> GIVEN TASK:
Retype the records below word for word and omit any image.

> EXCERPTED RECORDS:
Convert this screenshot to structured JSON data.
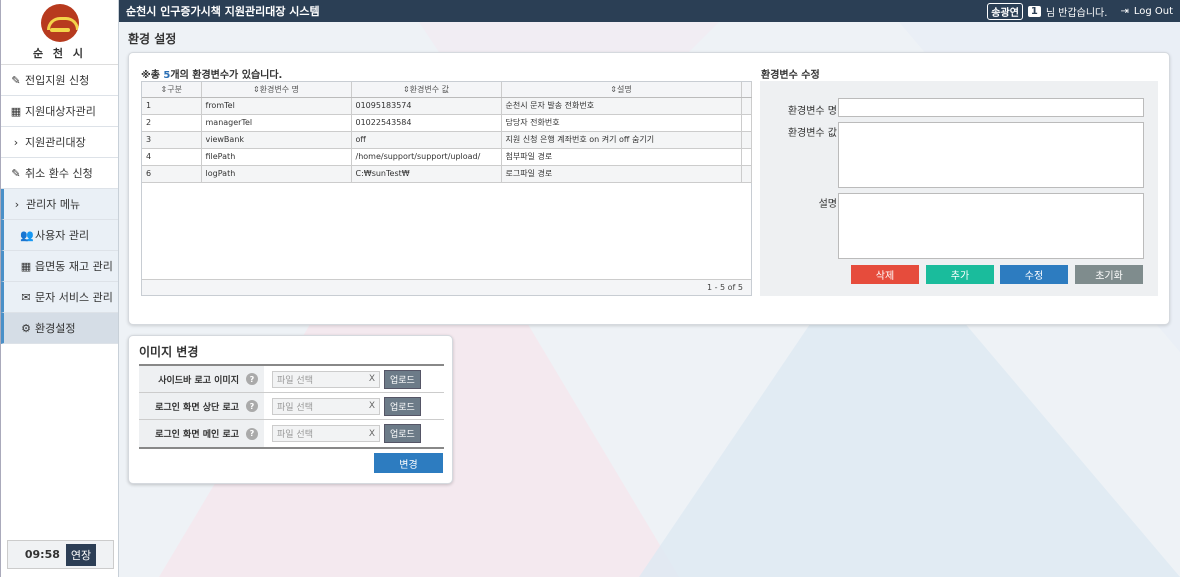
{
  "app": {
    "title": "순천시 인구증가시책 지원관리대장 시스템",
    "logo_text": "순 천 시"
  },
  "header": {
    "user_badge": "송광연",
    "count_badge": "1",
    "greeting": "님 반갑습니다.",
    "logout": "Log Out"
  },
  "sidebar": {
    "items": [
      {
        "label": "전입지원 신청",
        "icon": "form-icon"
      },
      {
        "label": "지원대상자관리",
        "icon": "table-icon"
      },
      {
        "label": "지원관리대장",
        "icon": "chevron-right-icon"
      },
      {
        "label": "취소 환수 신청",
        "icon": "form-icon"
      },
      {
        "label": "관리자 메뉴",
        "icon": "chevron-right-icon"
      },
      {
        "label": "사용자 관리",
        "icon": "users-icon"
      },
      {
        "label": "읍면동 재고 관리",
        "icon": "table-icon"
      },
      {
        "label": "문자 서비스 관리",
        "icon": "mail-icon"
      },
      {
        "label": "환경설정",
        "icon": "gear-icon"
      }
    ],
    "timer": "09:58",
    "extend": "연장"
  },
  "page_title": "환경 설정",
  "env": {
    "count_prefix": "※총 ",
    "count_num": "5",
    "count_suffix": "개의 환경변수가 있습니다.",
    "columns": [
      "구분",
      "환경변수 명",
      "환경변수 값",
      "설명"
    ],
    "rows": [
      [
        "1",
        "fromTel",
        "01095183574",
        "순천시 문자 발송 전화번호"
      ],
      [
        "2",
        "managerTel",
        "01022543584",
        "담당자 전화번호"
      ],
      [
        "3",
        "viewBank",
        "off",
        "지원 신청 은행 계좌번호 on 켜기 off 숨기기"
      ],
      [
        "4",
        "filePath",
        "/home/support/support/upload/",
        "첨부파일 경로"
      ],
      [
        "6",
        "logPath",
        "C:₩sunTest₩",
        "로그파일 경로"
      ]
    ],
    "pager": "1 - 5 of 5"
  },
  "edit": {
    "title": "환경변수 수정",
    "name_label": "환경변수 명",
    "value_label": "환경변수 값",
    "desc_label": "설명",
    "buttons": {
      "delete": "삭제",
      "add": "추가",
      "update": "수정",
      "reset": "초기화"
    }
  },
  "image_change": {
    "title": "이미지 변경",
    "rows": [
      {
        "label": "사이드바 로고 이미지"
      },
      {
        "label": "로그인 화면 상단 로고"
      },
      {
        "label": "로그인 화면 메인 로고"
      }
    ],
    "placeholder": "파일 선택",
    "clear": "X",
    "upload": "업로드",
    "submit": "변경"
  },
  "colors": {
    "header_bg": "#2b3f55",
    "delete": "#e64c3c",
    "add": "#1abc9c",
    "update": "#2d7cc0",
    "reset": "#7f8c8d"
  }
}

> OUTPUT OF THE EXERCISE:
Convert this screenshot to structured JSON data.
{
  "app": {
    "title": "순천시 인구증가시책 지원관리대장 시스템",
    "logo_text": "순 천 시"
  },
  "header": {
    "user_badge": "송광연",
    "count_badge": "1",
    "greeting": "님 반갑습니다.",
    "logout": "Log Out"
  },
  "sidebar": {
    "items": [
      {
        "label": "전입지원 신청",
        "icon": "form-icon"
      },
      {
        "label": "지원대상자관리",
        "icon": "table-icon"
      },
      {
        "label": "지원관리대장",
        "icon": "chevron-right-icon"
      },
      {
        "label": "취소 환수 신청",
        "icon": "form-icon"
      },
      {
        "label": "관리자 메뉴",
        "icon": "chevron-right-icon"
      },
      {
        "label": "사용자 관리",
        "icon": "users-icon"
      },
      {
        "label": "읍면동 재고 관리",
        "icon": "table-icon"
      },
      {
        "label": "문자 서비스 관리",
        "icon": "mail-icon"
      },
      {
        "label": "환경설정",
        "icon": "gear-icon"
      }
    ],
    "timer": "09:58",
    "extend": "연장"
  },
  "page_title": "환경 설정",
  "env": {
    "count_prefix": "※총 ",
    "count_num": "5",
    "count_suffix": "개의 환경변수가 있습니다.",
    "columns": [
      "구분",
      "환경변수 명",
      "환경변수 값",
      "설명"
    ],
    "rows": [
      [
        "1",
        "fromTel",
        "01095183574",
        "순천시 문자 발송 전화번호"
      ],
      [
        "2",
        "managerTel",
        "01022543584",
        "담당자 전화번호"
      ],
      [
        "3",
        "viewBank",
        "off",
        "지원 신청 은행 계좌번호 on 켜기 off 숨기기"
      ],
      [
        "4",
        "filePath",
        "/home/support/support/upload/",
        "첨부파일 경로"
      ],
      [
        "6",
        "logPath",
        "C:₩sunTest₩",
        "로그파일 경로"
      ]
    ],
    "pager": "1 - 5 of 5"
  },
  "edit": {
    "title": "환경변수 수정",
    "name_label": "환경변수 명",
    "value_label": "환경변수 값",
    "desc_label": "설명",
    "buttons": {
      "delete": "삭제",
      "add": "추가",
      "update": "수정",
      "reset": "초기화"
    }
  },
  "image_change": {
    "title": "이미지 변경",
    "rows": [
      {
        "label": "사이드바 로고 이미지"
      },
      {
        "label": "로그인 화면 상단 로고"
      },
      {
        "label": "로그인 화면 메인 로고"
      }
    ],
    "placeholder": "파일 선택",
    "clear": "X",
    "upload": "업로드",
    "submit": "변경"
  },
  "colors": {
    "header_bg": "#2b3f55",
    "delete": "#e64c3c",
    "add": "#1abc9c",
    "update": "#2d7cc0",
    "reset": "#7f8c8d"
  }
}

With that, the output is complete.